§ WHAT IS REQUIRED: Find each line with "marker" and copy it.

§ STORED ROWS:
· · · · ·

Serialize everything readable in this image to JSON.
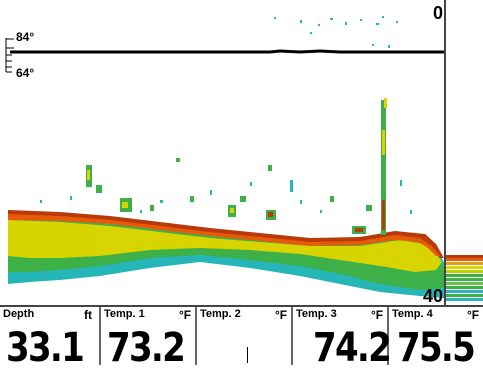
{
  "depth_scale": {
    "top": "0",
    "bottom": "40"
  },
  "temperature_scale": {
    "upper": "84°",
    "lower": "64°"
  },
  "readouts": [
    {
      "label": "Depth",
      "unit": "ft",
      "value": "33.1"
    },
    {
      "label": "Temp. 1",
      "unit": "°F",
      "value": "73.2"
    },
    {
      "label": "Temp. 2",
      "unit": "°F",
      "value": ""
    },
    {
      "label": "Temp. 3",
      "unit": "°F",
      "value": "74.2"
    },
    {
      "label": "Temp. 4",
      "unit": "°F",
      "value": "75.5"
    }
  ],
  "colors": {
    "bottom_return": "#b83a08",
    "strong_return": "#d8d400",
    "medium_return": "#3eb048",
    "weak_return": "#26b6b8",
    "temp_line": "#000000"
  }
}
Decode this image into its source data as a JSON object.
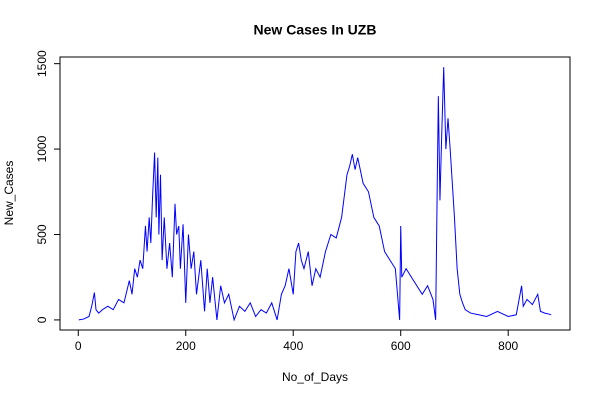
{
  "chart_data": {
    "type": "line",
    "title": "New Cases In UZB",
    "xlabel": "No_of_Days",
    "ylabel": "New_Cases",
    "x": [
      1,
      10,
      20,
      25,
      30,
      33,
      38,
      45,
      55,
      65,
      75,
      85,
      95,
      100,
      105,
      110,
      115,
      120,
      125,
      128,
      132,
      135,
      138,
      142,
      145,
      148,
      150,
      153,
      156,
      160,
      165,
      170,
      175,
      180,
      183,
      187,
      190,
      195,
      200,
      205,
      210,
      215,
      220,
      228,
      235,
      240,
      245,
      250,
      258,
      265,
      272,
      280,
      290,
      300,
      310,
      320,
      330,
      340,
      350,
      360,
      370,
      378,
      385,
      392,
      400,
      405,
      410,
      415,
      420,
      428,
      435,
      442,
      450,
      460,
      470,
      480,
      490,
      500,
      505,
      510,
      515,
      520,
      530,
      540,
      550,
      560,
      570,
      580,
      590,
      598,
      600,
      602,
      610,
      620,
      630,
      640,
      650,
      660,
      665,
      668,
      670,
      673,
      676,
      680,
      684,
      688,
      692,
      696,
      700,
      705,
      710,
      715,
      720,
      730,
      745,
      760,
      780,
      800,
      815,
      825,
      828,
      835,
      845,
      855,
      860,
      868,
      875,
      880
    ],
    "series": [
      {
        "name": "New_Cases",
        "color": "#0000ff",
        "values": [
          0,
          5,
          20,
          80,
          160,
          60,
          40,
          60,
          80,
          60,
          120,
          100,
          230,
          150,
          300,
          250,
          350,
          300,
          550,
          400,
          600,
          450,
          700,
          980,
          600,
          950,
          500,
          850,
          350,
          600,
          300,
          450,
          250,
          680,
          500,
          550,
          300,
          560,
          100,
          500,
          300,
          400,
          150,
          350,
          50,
          300,
          100,
          250,
          0,
          200,
          100,
          150,
          0,
          80,
          50,
          100,
          20,
          60,
          40,
          100,
          0,
          150,
          200,
          300,
          150,
          400,
          450,
          350,
          300,
          400,
          200,
          300,
          250,
          400,
          500,
          480,
          600,
          850,
          900,
          970,
          880,
          950,
          800,
          750,
          600,
          550,
          400,
          350,
          300,
          0,
          550,
          250,
          300,
          250,
          200,
          150,
          200,
          120,
          0,
          800,
          1310,
          700,
          1050,
          1480,
          1000,
          1180,
          1000,
          800,
          600,
          300,
          150,
          100,
          60,
          40,
          30,
          20,
          50,
          20,
          30,
          200,
          80,
          120,
          90,
          150,
          50,
          40,
          35,
          30
        ]
      }
    ],
    "xlim": [
      -34,
      915
    ],
    "ylim": [
      -59,
      1539
    ],
    "xticks": [
      0,
      200,
      400,
      600,
      800
    ],
    "yticks": [
      0,
      500,
      1000,
      1500
    ]
  }
}
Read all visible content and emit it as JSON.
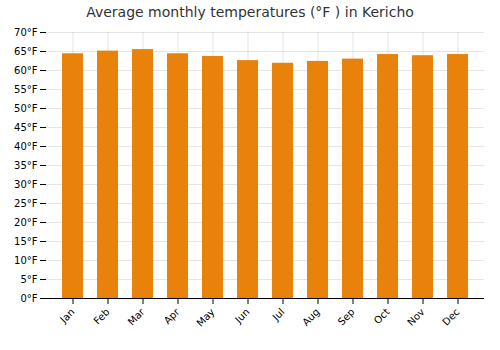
{
  "chart_data": {
    "type": "bar",
    "title": "Average monthly temperatures (°F ) in Kericho",
    "categories": [
      "Jan",
      "Feb",
      "Mar",
      "Apr",
      "May",
      "Jun",
      "Jul",
      "Aug",
      "Sep",
      "Oct",
      "Nov",
      "Dec"
    ],
    "values": [
      64.4,
      65.1,
      65.5,
      64.4,
      63.7,
      62.6,
      61.9,
      62.4,
      63.0,
      64.2,
      63.9,
      64.2
    ],
    "color": "#E8820A",
    "ylim": [
      0,
      70
    ],
    "yticks": [
      {
        "value": 0,
        "label": "0°F"
      },
      {
        "value": 5,
        "label": "5°F"
      },
      {
        "value": 10,
        "label": "10°F"
      },
      {
        "value": 15,
        "label": "15°F"
      },
      {
        "value": 20,
        "label": "20°F"
      },
      {
        "value": 25,
        "label": "25°F"
      },
      {
        "value": 30,
        "label": "30°F"
      },
      {
        "value": 35,
        "label": "35°F"
      },
      {
        "value": 40,
        "label": "40°F"
      },
      {
        "value": 45,
        "label": "45°F"
      },
      {
        "value": 50,
        "label": "50°F"
      },
      {
        "value": 55,
        "label": "55°F"
      },
      {
        "value": 60,
        "label": "60°F"
      },
      {
        "value": 65,
        "label": "65°F"
      },
      {
        "value": 70,
        "label": "70°F"
      }
    ],
    "grid": true
  }
}
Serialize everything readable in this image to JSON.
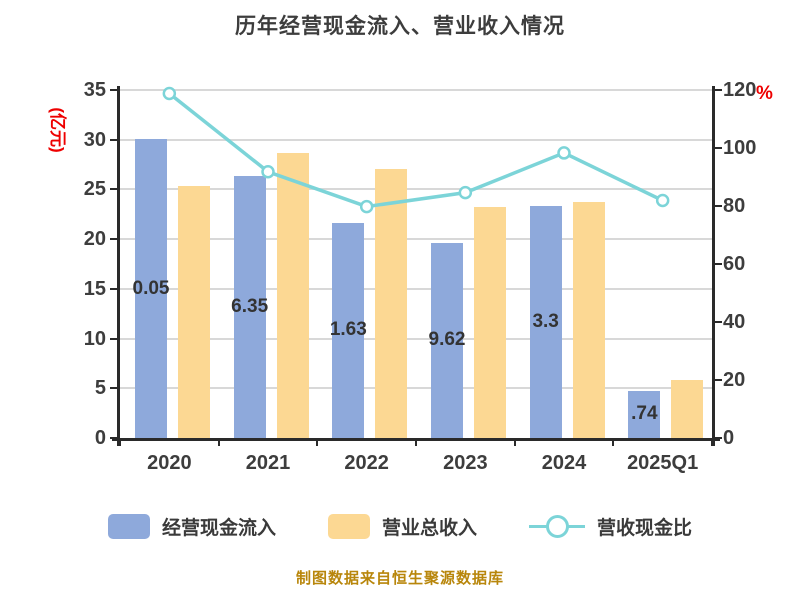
{
  "title": "历年经营现金流入、营业收入情况",
  "caption": "制图数据来自恒生聚源数据库",
  "colors": {
    "bar_blue": "#8EA9DB",
    "bar_yellow": "#FCD893",
    "line_teal": "#7CD4D8",
    "axis_unit_red": "#EE0000",
    "caption_gold": "#B8860B",
    "text_dark": "#3D3D3D",
    "grid_gray": "#D8D8D8",
    "axis_dark": "#2A2A2A"
  },
  "legend": [
    {
      "label": "经营现金流入",
      "marker": "blue-swatch"
    },
    {
      "label": "营业总收入",
      "marker": "yellow-swatch"
    },
    {
      "label": "营收现金比",
      "marker": "teal-line-dot"
    }
  ],
  "chart_data": {
    "type": "combo-bar-line",
    "categories": [
      "2020",
      "2021",
      "2022",
      "2023",
      "2024",
      "2025Q1"
    ],
    "series": [
      {
        "name": "经营现金流入",
        "type": "bar",
        "axis": "left",
        "values": [
          30.05,
          26.35,
          21.63,
          19.62,
          23.3,
          4.74
        ],
        "visible_labels": [
          "0.05",
          "6.35",
          "1.63",
          "9.62",
          "3.3",
          ".74"
        ]
      },
      {
        "name": "营业总收入",
        "type": "bar",
        "axis": "left",
        "values": [
          25.3,
          28.7,
          27.1,
          23.2,
          23.7,
          5.8
        ]
      },
      {
        "name": "营收现金比",
        "type": "line",
        "axis": "right",
        "values": [
          118.8,
          91.8,
          79.8,
          84.6,
          98.3,
          81.9
        ]
      }
    ],
    "left_axis": {
      "label": "(亿元)",
      "min": 0,
      "max": 35,
      "step": 5,
      "ticks": [
        0,
        5,
        10,
        15,
        20,
        25,
        30,
        35
      ]
    },
    "right_axis": {
      "label": "%",
      "min": 0,
      "max": 120,
      "step": 20,
      "ticks": [
        0,
        20,
        40,
        60,
        80,
        100,
        120
      ]
    },
    "grid": true,
    "legend_position": "bottom"
  }
}
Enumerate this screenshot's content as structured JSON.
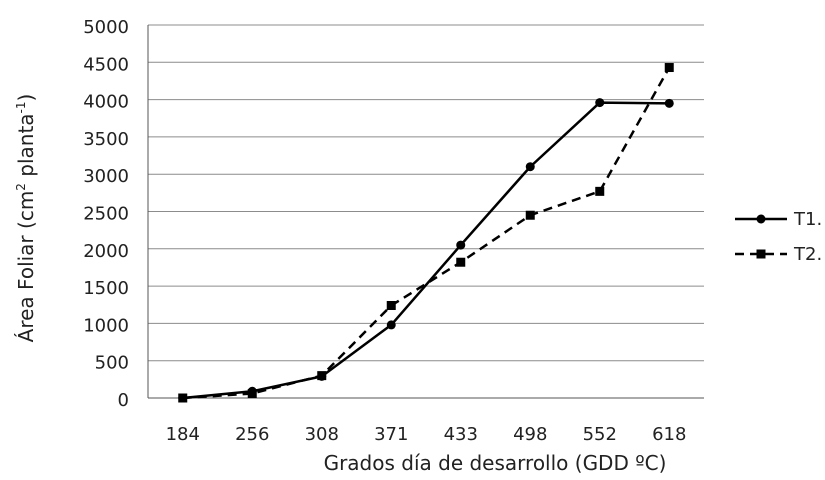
{
  "chart_data": {
    "type": "line",
    "title": "",
    "xlabel": "Grados día de desarrollo (GDD ºC)",
    "ylabel_main": "Área Foliar (cm",
    "ylabel_sup1": "2",
    "ylabel_mid": " planta",
    "ylabel_sup2": "-1",
    "ylabel_end": ")",
    "categories": [
      "184",
      "256",
      "308",
      "371",
      "433",
      "498",
      "552",
      "618"
    ],
    "ylim": [
      0,
      5000
    ],
    "yticks": [
      0,
      500,
      1000,
      1500,
      2000,
      2500,
      3000,
      3500,
      4000,
      4500,
      5000
    ],
    "grid": true,
    "legend_position": "right",
    "series": [
      {
        "name": "T1.",
        "values": [
          0,
          90,
          290,
          980,
          2050,
          3100,
          3960,
          3950
        ],
        "color": "#000000",
        "dash": "solid",
        "marker": "circle"
      },
      {
        "name": "T2.",
        "values": [
          0,
          60,
          300,
          1240,
          1820,
          2450,
          2770,
          4430
        ],
        "color": "#000000",
        "dash": "dashed",
        "marker": "square"
      }
    ]
  }
}
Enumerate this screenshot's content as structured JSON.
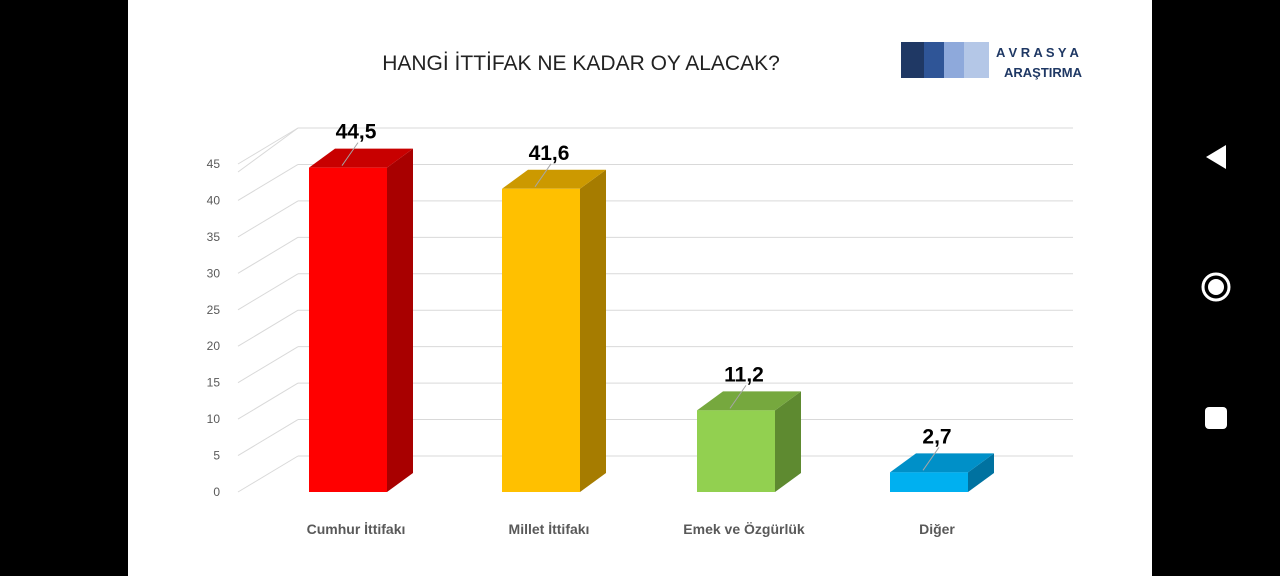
{
  "chart_data": {
    "type": "bar",
    "title": "HANGİ İTTİFAK NE KADAR OY ALACAK?",
    "categories": [
      "Cumhur İttifakı",
      "Millet İttifakı",
      "Emek ve Özgürlük",
      "Diğer"
    ],
    "values": [
      44.5,
      41.6,
      11.2,
      2.7
    ],
    "value_labels": [
      "44,5",
      "41,6",
      "11,2",
      "2,7"
    ],
    "ylim": [
      0,
      45
    ],
    "yticks": [
      0,
      5,
      10,
      15,
      20,
      25,
      30,
      35,
      40,
      45
    ],
    "grid": true,
    "style": "3d-column",
    "colors": [
      {
        "front": "#FF0000",
        "side": "#A80000",
        "top": "#C80000"
      },
      {
        "front": "#FFC000",
        "side": "#A67C00",
        "top": "#CC9900"
      },
      {
        "front": "#92D050",
        "side": "#5E8A30",
        "top": "#76A83E"
      },
      {
        "front": "#00B0F0",
        "side": "#0072A0",
        "top": "#0090C8"
      }
    ]
  },
  "logo": {
    "line1": "A V R A S Y A",
    "line2": "ARAŞTIRMA",
    "colors": [
      "#1F3864",
      "#2F5597",
      "#8EA9DB",
      "#B4C7E7"
    ]
  },
  "nav": {
    "buttons": [
      "back-icon",
      "home-icon",
      "recents-icon"
    ]
  }
}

· · · · ·

§ ANSWER TO THE PROBLEM:
      "marker": "blue-swatch"
      "marker": "yellow-swatch"
      "marker": "teal-line-dot"
        "marker": "circle"
        "marker": "square"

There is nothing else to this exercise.